PROBLEM REQUIREMENTS: Starting with the line that contains "Give me a plain-text", return every line through the end of the listing below exactly as written. Omit the pictures.

[Records contained in a dataset]

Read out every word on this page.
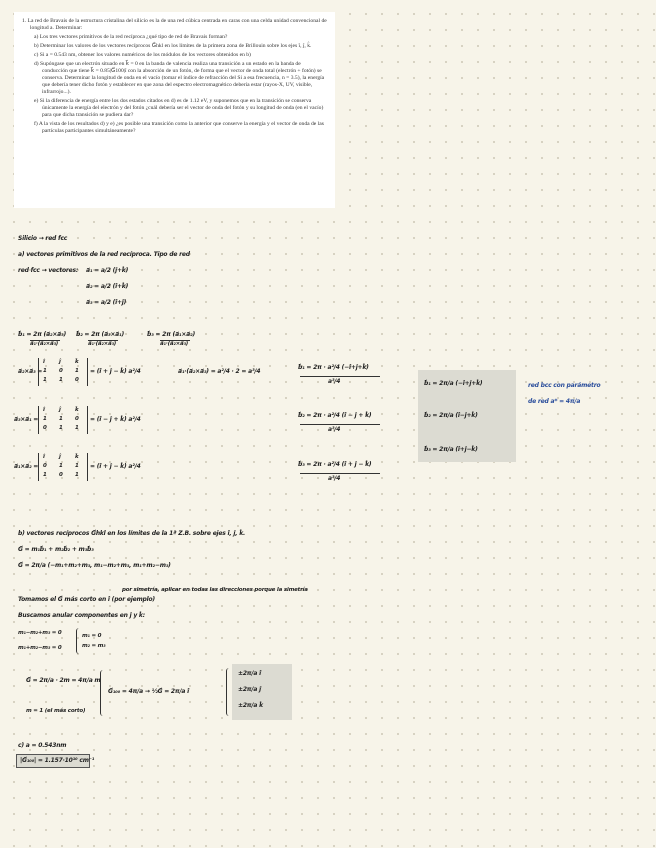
1. La red de Bravais de la estructura cristalina del silicio es la de una red cúbica centrada en caras con una celda unidad convencional de longitud a. Determinar:

a) Los tres vectores primitivos de la red recíproca ¿qué tipo de red de Bravais forman?

b) Determinar los valores de los vectores recíprocos G⃗hkl en los límites de la primera zona de Brillouin sobre los ejes î, ĵ, k̂.

c) Si a = 0.543 nm, obtener los valores numéricos de los módulos de los vectores obtenidos en b)

d) Supóngase que un electrón situado en k⃗ = 0 en la banda de valencia realiza una transición a un estado en la banda de conducción que tiene k⃗ = 0.85|G⃗100|î con la absorción de un fotón, de forma que el vector de onda total (electrón + fotón) se conserva. Determinar la longitud de onda en el vacío (tomar el índice de refracción del Si a esa frecuencia, n = 3.5), la energía que debería tener dicho fotón y establecer en que zona del espectro electromagnético debería estar (rayos-X, UV, visible, infrarrojo...).

e) Si la diferencia de energía entre los dos estados citados en d) es de 1.12 eV, y suponemos que en la transición se conserva únicamente la energía del electrón y del fotón ¿cuál debería ser el vector de onda del fotón y su longitud de onda (en el vacío) para que dicha transición se pudiera dar?

f) A la vista de los resultados d) y e) ¿es posible una transición como la anterior que conserve la energía y el vector de onda de las partículas participantes simultáneamente?

Silicio → red fcc
a) vectores primitivos de la red recíproca. Tipo de red
red fcc → vectores: a⃗₁ = a/2 (ĵ+k̂)
a⃗₂ = a/2 (î+k̂)
a⃗₃ = a/2 (î+ĵ)
b⃗₁ = 2π (a⃗₂×a⃗₃)
a⃗₁·(a⃗₂×a⃗₃)
b⃗₂ = 2π (a⃗₃×a⃗₁)
a⃗₁·(a⃗₂×a⃗₃)
b⃗₃ = 2π (a⃗₁×a⃗₂)
a⃗₁·(a⃗₂×a⃗₃)
a⃗₂×a⃗₃ =
î	ĵ	k̂
1 0 1
1 1 0
= (î + ĵ − k̂) a²/4	a⃗₁·(a⃗₂×a⃗₃) = a²/4 · 2 = a³/4
b⃗₁ = 2π · a²/4 (−î+ĵ+k̂)
a³/4
a⃗₃×a⃗₁ =
î	ĵ	k̂
1 1 0
0 1 1
= (î − ĵ + k̂) a²/4
b⃗₂ = 2π · a²/4 (î − ĵ + k̂)
a³/4
a⃗₁×a⃗₂ =
î	ĵ	k̂
0 1 1
1 0 1
= (î + ĵ − k̂) a²/4	b⃗₃ = 2π · a²/4 (î + ĵ − k̂)
a³/4
b⃗₁ = 2π/a (−î+ĵ+k̂)
b⃗₂ = 2π/a (î−ĵ+k̂)
b⃗₃ = 2π/a (î+ĵ−k̂)
red bcc con parámetro
de red a* = 4π/a
b) vectores recíprocos G⃗hkl en los límites de la 1ª Z.B. sobre ejes î, ĵ, k̂.
G⃗ = m₁b⃗₁ + m₂b⃗₂ + m₃b⃗₃
G⃗ = 2π/a (−m₁+m₂+m₃, m₁−m₂+m₃, m₁+m₂−m₃)
por simetría, aplicar en todas las direcciones porque la simetría
Tomamos el G⃗ más corto en î (por ejemplo)
Buscamos anular componentes en ĵ y k̂:
m₁−m₂+m₃ = 0
m₁+m₂−m₃ = 0
m₁ = 0
m₂ = m₃
G⃗ = 2π/a · 2m = 4π/a m
m = 1 (el más corto)
G⃗₁₀₀ = 4π/a → ½G⃗ = 2π/a î
±2π/a î
±2π/a ĵ
±2π/a k̂
c) a = 0.543nm
|G⃗₁₀₀| = 1.157·10¹⁰ cm⁻¹
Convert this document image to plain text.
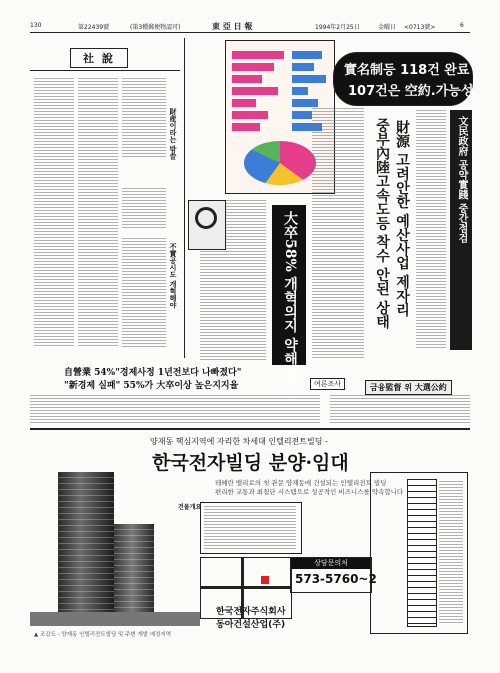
130	第22439號	(第3種郵便物認可)	東 亞 日 報	1994年2月25日	金曜日 <0713號>	6
社 說
財産이라는 밖쓸
不實공시도 개혁해야
實名制등 118건 완료
107건은 空約.가능성
財源 고려안한 예산사업 제자리
중부內陸고속도등 착수 안된 상태	文民政府 공약實踐 중간점검
大卒58% 개혁의지 약해졌다
自營業 54%"경제사정 1년전보다 나빠졌다"
"新경제 실패" 55%가 大卒이상 높은지지율	여론조사	금융監督 위 大選公約
양재동 핵심지역에 자리한 차세대 인텔리전트빌딩 -
한국전자빌딩 분양·임대
테헤란 밸리로의 첫 관문 양재동에 건설되는 인텔리전트 빌딩
편리한 교통과 최첨단 시스템으로 성공적인 비즈니스를 약속합니다
건물개요
상담문의처
573-5760~2
한국전자주식회사
동아건설산업(주)
▲ 조감도 - 양재동 인텔리전트빌딩 및 주변 개발 예정지역
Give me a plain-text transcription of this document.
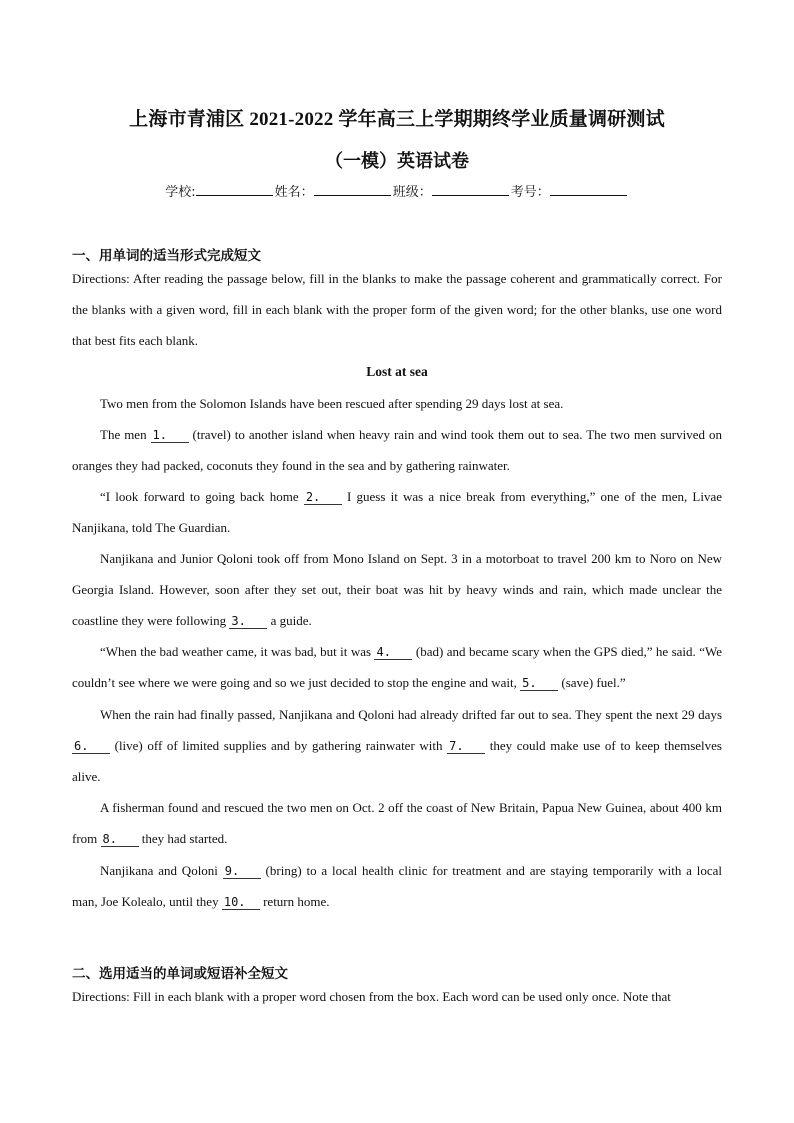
上海市青浦区 2021-2022 学年高三上学期期终学业质量调研测试
（一模）英语试卷
学校:	姓名：	班级：	考号：
一、用单词的适当形式完成短文
Directions: After reading the passage below, fill in the blanks to make the passage coherent and grammatically correct. For the blanks with a given word, fill in each blank with the proper form of the given word; for the other blanks, use one word that best fits each blank.
Lost at sea
Two men from the Solomon Islands have been rescued after spending 29 days lost at sea.
The men 1. (travel) to another island when heavy rain and wind took them out to sea. The two men survived on oranges they had packed, coconuts they found in the sea and by gathering rainwater.
“I look forward to going back home 2. I guess it was a nice break from everything,” one of the men, Livae Nanjikana, told The Guardian.
Nanjikana and Junior Qoloni took off from Mono Island on Sept. 3 in a motorboat to travel 200 km to Noro on New Georgia Island. However, soon after they set out, their boat was hit by heavy winds and rain, which made unclear the coastline they were following 3. a guide.
“When the bad weather came, it was bad, but it was 4. (bad) and became scary when the GPS died,” he said. “We couldn’t see where we were going and so we just decided to stop the engine and wait, 5. (save) fuel.”
When the rain had finally passed, Nanjikana and Qoloni had already drifted far out to sea. They spent the next 29 days 6. (live) off of limited supplies and by gathering rainwater with 7. they could make use of to keep themselves alive.
A fisherman found and rescued the two men on Oct. 2 off the coast of New Britain, Papua New Guinea, about 400 km from 8. they had started.
Nanjikana and Qoloni 9. (bring) to a local health clinic for treatment and are staying temporarily with a local man, Joe Kolealo, until they 10. return home.
二、选用适当的单词或短语补全短文
Directions: Fill in each blank with a proper word chosen from the box. Each word can be used only once. Note that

THE RESPONSE:
Give me a plain-text transcription of this document.
上海市青浦区 2021-2022 学年高三上学期期终学业质量调研测试
（一模）英语试卷
学校:	姓名：	班级：	考号：
一、用单词的适当形式完成短文
Directions: After reading the passage below, fill in the blanks to make the passage coherent and grammatically correct. For the blanks with a given word, fill in each blank with the proper form of the given word; for the other blanks, use one word that best fits each blank.
Lost at sea
Two men from the Solomon Islands have been rescued after spending 29 days lost at sea.
The men 1. (travel) to another island when heavy rain and wind took them out to sea. The two men survived on oranges they had packed, coconuts they found in the sea and by gathering rainwater.
“I look forward to going back home 2. I guess it was a nice break from everything,” one of the men, Livae Nanjikana, told The Guardian.
Nanjikana and Junior Qoloni took off from Mono Island on Sept. 3 in a motorboat to travel 200 km to Noro on New Georgia Island. However, soon after they set out, their boat was hit by heavy winds and rain, which made unclear the coastline they were following 3. a guide.
“When the bad weather came, it was bad, but it was 4. (bad) and became scary when the GPS died,” he said. “We couldn’t see where we were going and so we just decided to stop the engine and wait, 5. (save) fuel.”
When the rain had finally passed, Nanjikana and Qoloni had already drifted far out to sea. They spent the next 29 days 6. (live) off of limited supplies and by gathering rainwater with 7. they could make use of to keep themselves alive.
A fisherman found and rescued the two men on Oct. 2 off the coast of New Britain, Papua New Guinea, about 400 km from 8. they had started.
Nanjikana and Qoloni 9. (bring) to a local health clinic for treatment and are staying temporarily with a local man, Joe Kolealo, until they 10. return home.
二、选用适当的单词或短语补全短文
Directions: Fill in each blank with a proper word chosen from the box. Each word can be used only once. Note that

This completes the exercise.